— Start —

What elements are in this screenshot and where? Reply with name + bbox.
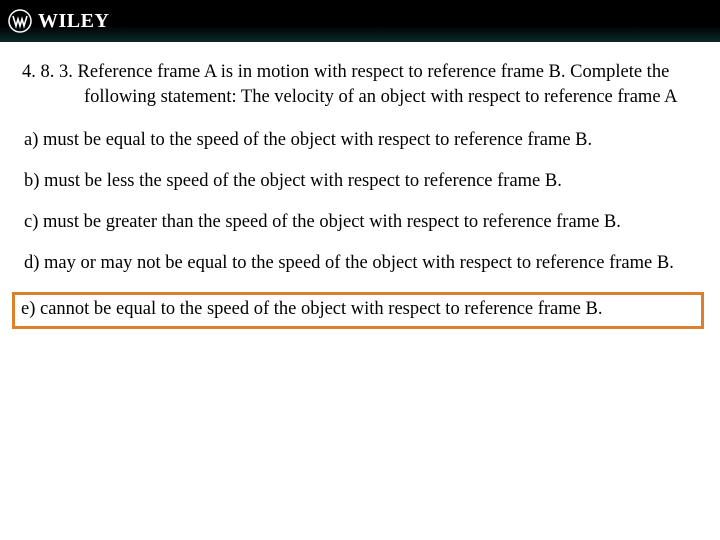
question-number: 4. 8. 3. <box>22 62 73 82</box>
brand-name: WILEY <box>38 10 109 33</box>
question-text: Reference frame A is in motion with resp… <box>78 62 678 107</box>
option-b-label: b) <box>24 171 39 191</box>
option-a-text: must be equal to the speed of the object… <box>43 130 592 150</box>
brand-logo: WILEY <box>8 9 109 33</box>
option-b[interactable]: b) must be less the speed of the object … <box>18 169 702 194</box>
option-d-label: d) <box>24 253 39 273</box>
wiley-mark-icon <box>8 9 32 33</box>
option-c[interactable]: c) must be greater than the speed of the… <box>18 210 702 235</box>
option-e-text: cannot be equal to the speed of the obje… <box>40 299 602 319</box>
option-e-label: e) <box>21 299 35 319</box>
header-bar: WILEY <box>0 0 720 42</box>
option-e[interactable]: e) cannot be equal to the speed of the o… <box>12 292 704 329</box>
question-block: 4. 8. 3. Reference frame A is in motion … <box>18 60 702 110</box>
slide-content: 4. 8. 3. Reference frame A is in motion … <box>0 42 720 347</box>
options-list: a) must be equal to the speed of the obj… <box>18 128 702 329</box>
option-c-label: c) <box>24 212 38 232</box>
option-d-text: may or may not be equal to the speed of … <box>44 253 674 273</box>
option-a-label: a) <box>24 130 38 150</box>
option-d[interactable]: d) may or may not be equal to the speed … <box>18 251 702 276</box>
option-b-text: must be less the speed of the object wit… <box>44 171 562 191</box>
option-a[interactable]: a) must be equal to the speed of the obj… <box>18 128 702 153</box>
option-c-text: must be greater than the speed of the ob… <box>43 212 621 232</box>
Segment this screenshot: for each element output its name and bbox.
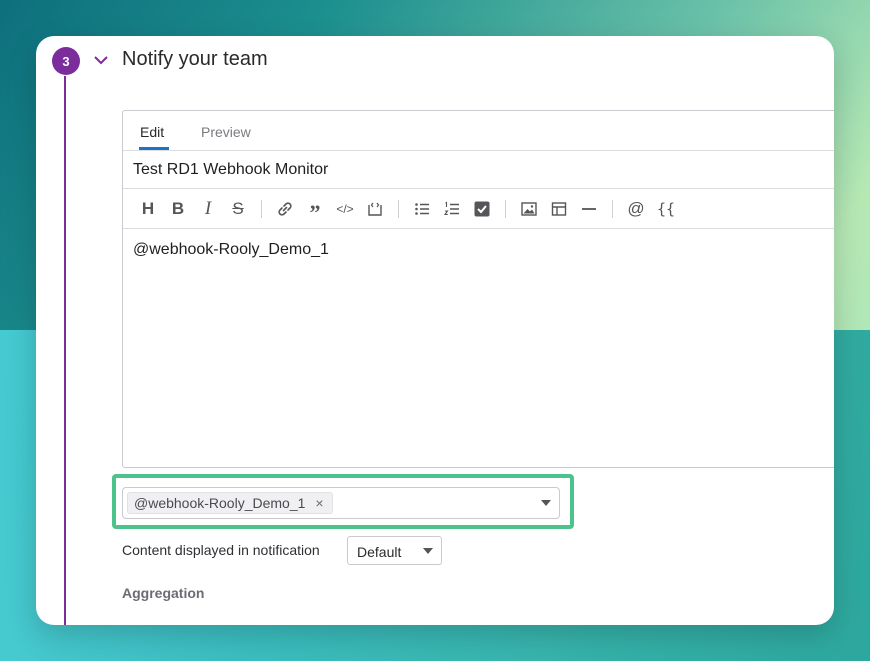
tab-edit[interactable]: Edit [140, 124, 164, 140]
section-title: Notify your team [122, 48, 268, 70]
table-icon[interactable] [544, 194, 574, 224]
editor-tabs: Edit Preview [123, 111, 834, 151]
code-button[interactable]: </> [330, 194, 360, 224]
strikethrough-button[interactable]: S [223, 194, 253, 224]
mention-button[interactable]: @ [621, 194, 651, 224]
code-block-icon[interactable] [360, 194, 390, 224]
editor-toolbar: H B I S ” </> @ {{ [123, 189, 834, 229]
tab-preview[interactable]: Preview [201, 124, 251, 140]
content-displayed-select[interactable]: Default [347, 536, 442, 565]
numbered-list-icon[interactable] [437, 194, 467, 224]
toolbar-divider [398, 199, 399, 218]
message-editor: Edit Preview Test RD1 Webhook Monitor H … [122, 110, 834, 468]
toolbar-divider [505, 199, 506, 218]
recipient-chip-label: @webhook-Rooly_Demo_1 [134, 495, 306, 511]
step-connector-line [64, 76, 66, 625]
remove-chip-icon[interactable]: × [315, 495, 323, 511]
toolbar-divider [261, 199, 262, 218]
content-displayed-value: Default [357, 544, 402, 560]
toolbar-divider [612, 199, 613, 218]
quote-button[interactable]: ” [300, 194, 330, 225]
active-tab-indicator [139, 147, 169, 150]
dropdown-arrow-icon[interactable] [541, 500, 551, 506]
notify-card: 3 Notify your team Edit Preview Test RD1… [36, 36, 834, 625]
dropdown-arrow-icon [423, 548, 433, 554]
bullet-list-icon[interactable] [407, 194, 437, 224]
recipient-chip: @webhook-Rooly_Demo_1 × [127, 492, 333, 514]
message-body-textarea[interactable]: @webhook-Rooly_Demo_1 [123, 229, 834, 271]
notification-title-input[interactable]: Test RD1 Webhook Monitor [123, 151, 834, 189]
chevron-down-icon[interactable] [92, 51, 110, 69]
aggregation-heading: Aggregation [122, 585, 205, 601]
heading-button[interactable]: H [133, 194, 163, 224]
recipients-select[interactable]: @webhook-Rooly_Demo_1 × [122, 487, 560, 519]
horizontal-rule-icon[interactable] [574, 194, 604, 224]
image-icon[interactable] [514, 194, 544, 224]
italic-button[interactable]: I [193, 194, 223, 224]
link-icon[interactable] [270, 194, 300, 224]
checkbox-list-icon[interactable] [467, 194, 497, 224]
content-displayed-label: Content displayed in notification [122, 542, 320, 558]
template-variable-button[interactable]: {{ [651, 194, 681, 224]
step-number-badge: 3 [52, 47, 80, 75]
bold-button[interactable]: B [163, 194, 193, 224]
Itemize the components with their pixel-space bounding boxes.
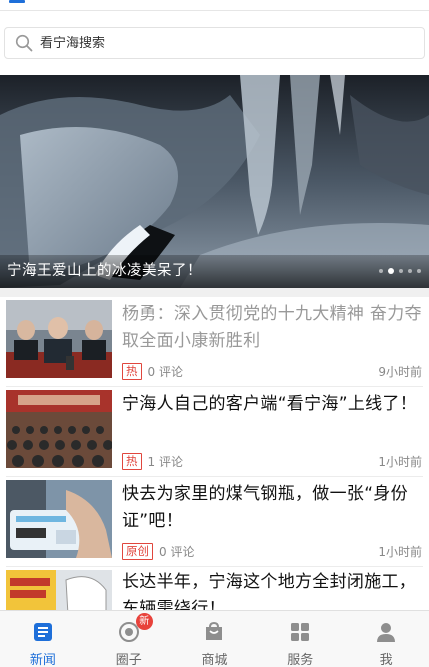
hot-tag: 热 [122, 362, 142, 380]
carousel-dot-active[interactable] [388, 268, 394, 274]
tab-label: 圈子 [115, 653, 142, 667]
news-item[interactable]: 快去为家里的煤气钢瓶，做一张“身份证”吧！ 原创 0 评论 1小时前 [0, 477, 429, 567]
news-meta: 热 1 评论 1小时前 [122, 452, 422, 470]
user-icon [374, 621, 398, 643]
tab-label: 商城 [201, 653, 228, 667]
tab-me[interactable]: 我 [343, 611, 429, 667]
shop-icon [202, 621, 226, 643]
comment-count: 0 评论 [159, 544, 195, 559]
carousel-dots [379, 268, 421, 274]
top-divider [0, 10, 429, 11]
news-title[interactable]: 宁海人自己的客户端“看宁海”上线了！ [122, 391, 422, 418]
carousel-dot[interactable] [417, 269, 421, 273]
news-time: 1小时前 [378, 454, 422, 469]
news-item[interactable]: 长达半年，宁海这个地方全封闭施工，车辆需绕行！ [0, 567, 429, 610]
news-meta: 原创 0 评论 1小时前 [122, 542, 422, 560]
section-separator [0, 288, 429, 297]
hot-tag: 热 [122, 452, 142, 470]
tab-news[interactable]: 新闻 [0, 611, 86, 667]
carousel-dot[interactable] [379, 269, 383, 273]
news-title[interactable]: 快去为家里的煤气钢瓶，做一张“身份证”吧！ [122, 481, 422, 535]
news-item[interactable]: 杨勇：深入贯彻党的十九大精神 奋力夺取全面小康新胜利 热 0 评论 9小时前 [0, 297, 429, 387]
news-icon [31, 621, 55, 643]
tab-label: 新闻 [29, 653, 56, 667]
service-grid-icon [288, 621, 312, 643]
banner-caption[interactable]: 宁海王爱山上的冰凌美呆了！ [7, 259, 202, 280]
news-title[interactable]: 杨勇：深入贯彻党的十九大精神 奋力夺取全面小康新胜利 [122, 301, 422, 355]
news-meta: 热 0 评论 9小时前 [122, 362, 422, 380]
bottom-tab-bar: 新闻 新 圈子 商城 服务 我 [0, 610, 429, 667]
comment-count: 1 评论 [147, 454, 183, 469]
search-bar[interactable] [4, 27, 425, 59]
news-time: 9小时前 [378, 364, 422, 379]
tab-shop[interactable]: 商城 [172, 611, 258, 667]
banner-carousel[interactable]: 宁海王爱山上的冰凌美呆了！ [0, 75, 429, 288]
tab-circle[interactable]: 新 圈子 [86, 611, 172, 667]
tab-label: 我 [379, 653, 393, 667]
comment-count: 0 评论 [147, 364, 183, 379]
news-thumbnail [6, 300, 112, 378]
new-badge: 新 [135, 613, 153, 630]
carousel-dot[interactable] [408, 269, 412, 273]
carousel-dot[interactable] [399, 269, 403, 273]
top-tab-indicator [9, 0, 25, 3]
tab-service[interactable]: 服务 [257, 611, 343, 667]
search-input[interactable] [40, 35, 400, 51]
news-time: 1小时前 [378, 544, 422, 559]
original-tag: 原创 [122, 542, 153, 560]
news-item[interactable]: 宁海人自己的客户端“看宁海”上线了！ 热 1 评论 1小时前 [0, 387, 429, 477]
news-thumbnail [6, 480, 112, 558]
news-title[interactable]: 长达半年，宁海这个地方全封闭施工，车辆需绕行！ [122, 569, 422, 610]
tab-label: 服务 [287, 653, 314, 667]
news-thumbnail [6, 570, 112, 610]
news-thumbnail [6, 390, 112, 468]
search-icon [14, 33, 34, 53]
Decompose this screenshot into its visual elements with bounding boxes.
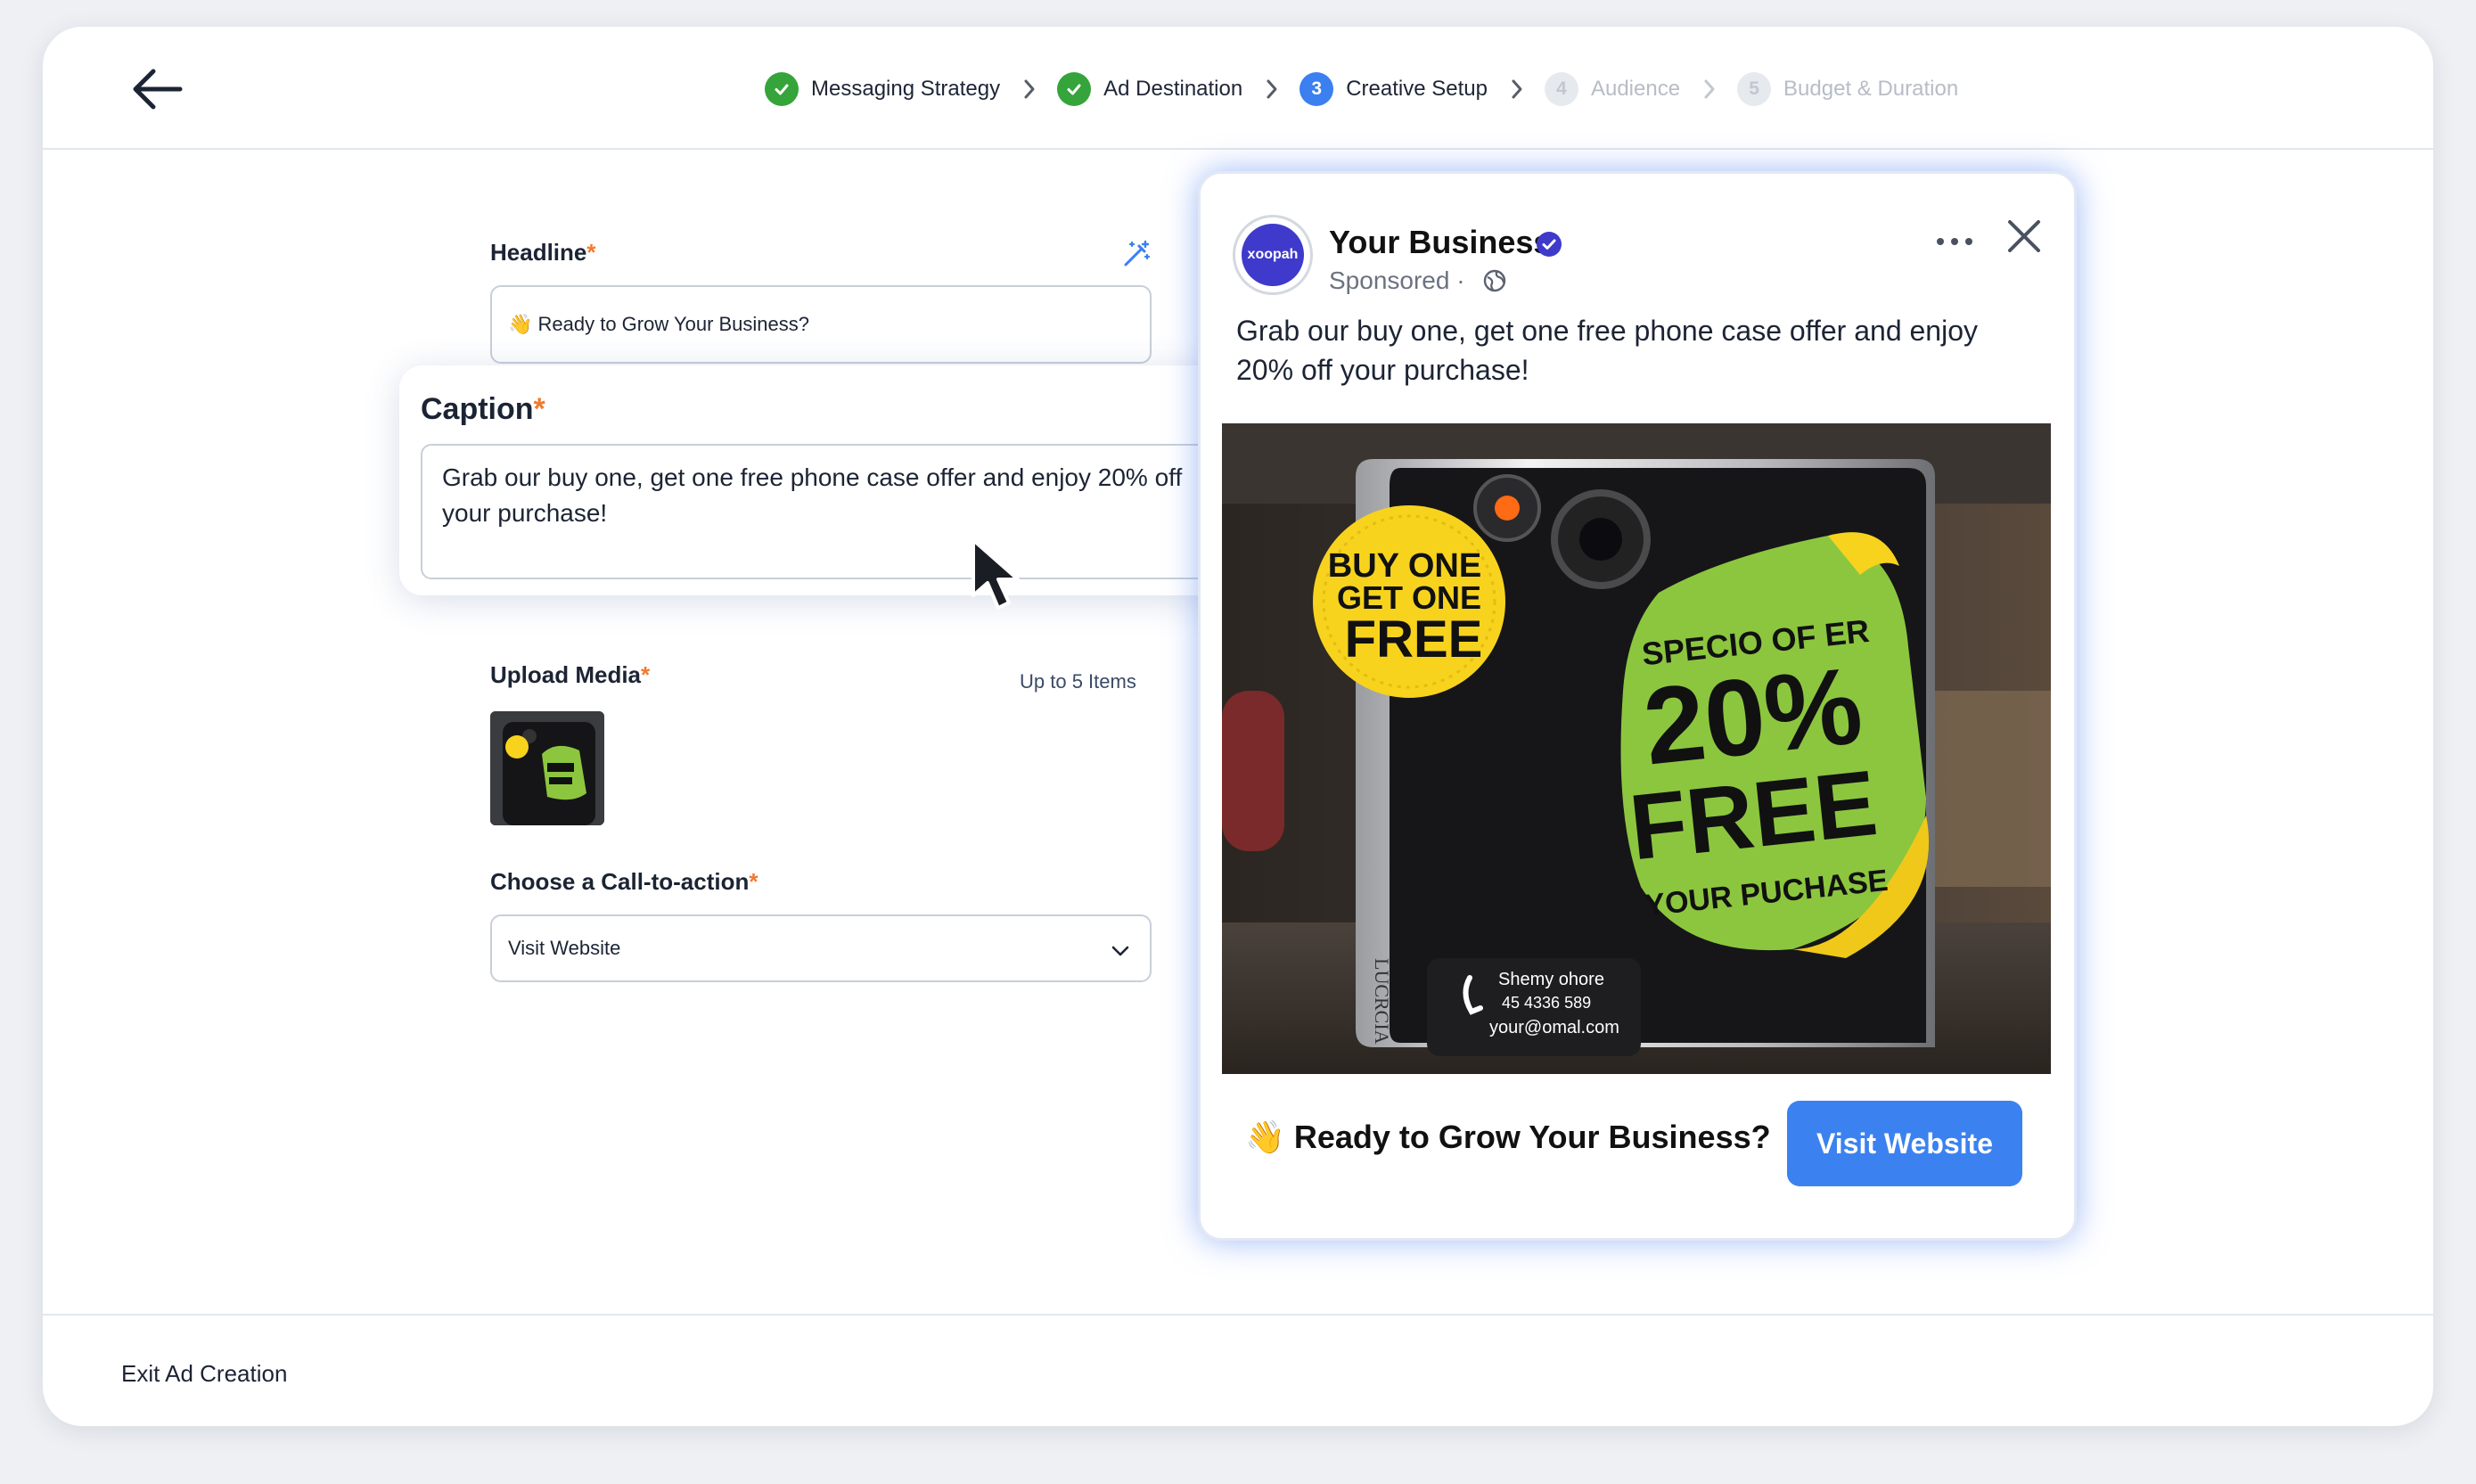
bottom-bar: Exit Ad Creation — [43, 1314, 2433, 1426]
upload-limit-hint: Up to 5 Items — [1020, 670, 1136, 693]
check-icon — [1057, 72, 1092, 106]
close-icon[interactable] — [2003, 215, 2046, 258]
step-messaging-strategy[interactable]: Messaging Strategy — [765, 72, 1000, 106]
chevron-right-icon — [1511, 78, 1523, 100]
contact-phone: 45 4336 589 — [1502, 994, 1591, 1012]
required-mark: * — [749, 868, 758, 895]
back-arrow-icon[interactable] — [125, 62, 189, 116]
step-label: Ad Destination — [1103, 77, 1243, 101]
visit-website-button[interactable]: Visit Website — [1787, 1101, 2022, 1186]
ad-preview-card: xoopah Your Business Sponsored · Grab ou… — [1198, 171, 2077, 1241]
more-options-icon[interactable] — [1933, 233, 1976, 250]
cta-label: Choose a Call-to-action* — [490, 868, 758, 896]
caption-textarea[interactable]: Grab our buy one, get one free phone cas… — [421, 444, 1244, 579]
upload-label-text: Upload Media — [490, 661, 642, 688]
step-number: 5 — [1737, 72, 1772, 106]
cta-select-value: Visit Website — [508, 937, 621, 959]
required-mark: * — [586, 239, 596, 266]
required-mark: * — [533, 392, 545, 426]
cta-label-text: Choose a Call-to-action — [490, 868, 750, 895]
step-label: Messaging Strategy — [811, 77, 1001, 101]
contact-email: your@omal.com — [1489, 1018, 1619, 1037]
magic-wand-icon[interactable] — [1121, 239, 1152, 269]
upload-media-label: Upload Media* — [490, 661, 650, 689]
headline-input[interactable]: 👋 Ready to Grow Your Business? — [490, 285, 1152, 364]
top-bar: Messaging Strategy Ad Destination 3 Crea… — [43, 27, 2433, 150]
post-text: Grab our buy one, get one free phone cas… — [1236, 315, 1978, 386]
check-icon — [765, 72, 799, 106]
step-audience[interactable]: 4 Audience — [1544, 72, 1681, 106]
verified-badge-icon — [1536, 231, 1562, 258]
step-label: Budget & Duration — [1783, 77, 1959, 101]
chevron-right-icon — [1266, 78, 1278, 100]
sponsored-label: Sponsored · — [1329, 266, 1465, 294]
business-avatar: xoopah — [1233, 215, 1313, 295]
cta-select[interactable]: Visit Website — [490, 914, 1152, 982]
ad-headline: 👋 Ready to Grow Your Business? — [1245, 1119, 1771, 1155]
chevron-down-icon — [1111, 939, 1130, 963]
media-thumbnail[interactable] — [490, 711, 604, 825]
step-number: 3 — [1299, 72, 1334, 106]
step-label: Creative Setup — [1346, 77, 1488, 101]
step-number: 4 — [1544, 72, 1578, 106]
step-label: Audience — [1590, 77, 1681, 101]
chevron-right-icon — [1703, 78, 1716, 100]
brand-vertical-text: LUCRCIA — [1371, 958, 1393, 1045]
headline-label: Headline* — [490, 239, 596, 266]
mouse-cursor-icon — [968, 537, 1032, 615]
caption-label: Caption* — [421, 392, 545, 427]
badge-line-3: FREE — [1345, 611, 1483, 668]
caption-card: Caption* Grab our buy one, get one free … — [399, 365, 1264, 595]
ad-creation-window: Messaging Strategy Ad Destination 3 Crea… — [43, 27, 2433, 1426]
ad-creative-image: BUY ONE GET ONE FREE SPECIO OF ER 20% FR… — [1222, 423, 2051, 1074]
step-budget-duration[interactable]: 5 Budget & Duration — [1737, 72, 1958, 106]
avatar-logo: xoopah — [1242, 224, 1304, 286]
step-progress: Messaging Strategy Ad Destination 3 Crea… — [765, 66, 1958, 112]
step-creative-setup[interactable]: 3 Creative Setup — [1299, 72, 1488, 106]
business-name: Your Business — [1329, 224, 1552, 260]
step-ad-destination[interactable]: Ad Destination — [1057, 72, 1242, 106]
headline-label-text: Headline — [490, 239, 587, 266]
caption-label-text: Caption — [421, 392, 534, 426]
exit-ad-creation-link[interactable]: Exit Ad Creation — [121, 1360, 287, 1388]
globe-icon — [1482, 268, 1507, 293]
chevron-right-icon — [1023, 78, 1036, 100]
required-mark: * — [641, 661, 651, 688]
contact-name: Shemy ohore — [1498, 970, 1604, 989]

— End —

- AIM
Reproduce verbatim the portion of the records that begins with the line containing "question-number: 4. 8." and ends with the line containing "question-block: 4. 8.", including both of those lines.

- EXERCISE SOLUTION
question-number: 4. 8. 3. <box>22 62 73 82</box>
brand-name: WILEY <box>38 10 109 33</box>
question-text: Reference frame A is in motion with resp… <box>78 62 678 107</box>
option-b-label: b) <box>24 171 39 191</box>
option-a-text: must be equal to the speed of the object… <box>43 130 592 150</box>
brand-logo: WILEY <box>8 9 109 33</box>
option-b[interactable]: b) must be less the speed of the object … <box>18 169 702 194</box>
option-d-label: d) <box>24 253 39 273</box>
wiley-mark-icon <box>8 9 32 33</box>
option-c[interactable]: c) must be greater than the speed of the… <box>18 210 702 235</box>
option-e-text: cannot be equal to the speed of the obje… <box>40 299 602 319</box>
option-e-label: e) <box>21 299 35 319</box>
header-bar: WILEY <box>0 0 720 42</box>
option-e[interactable]: e) cannot be equal to the speed of the o… <box>12 292 704 329</box>
question-block: 4. 8. 3. Reference frame A is in motion … <box>18 60 702 110</box>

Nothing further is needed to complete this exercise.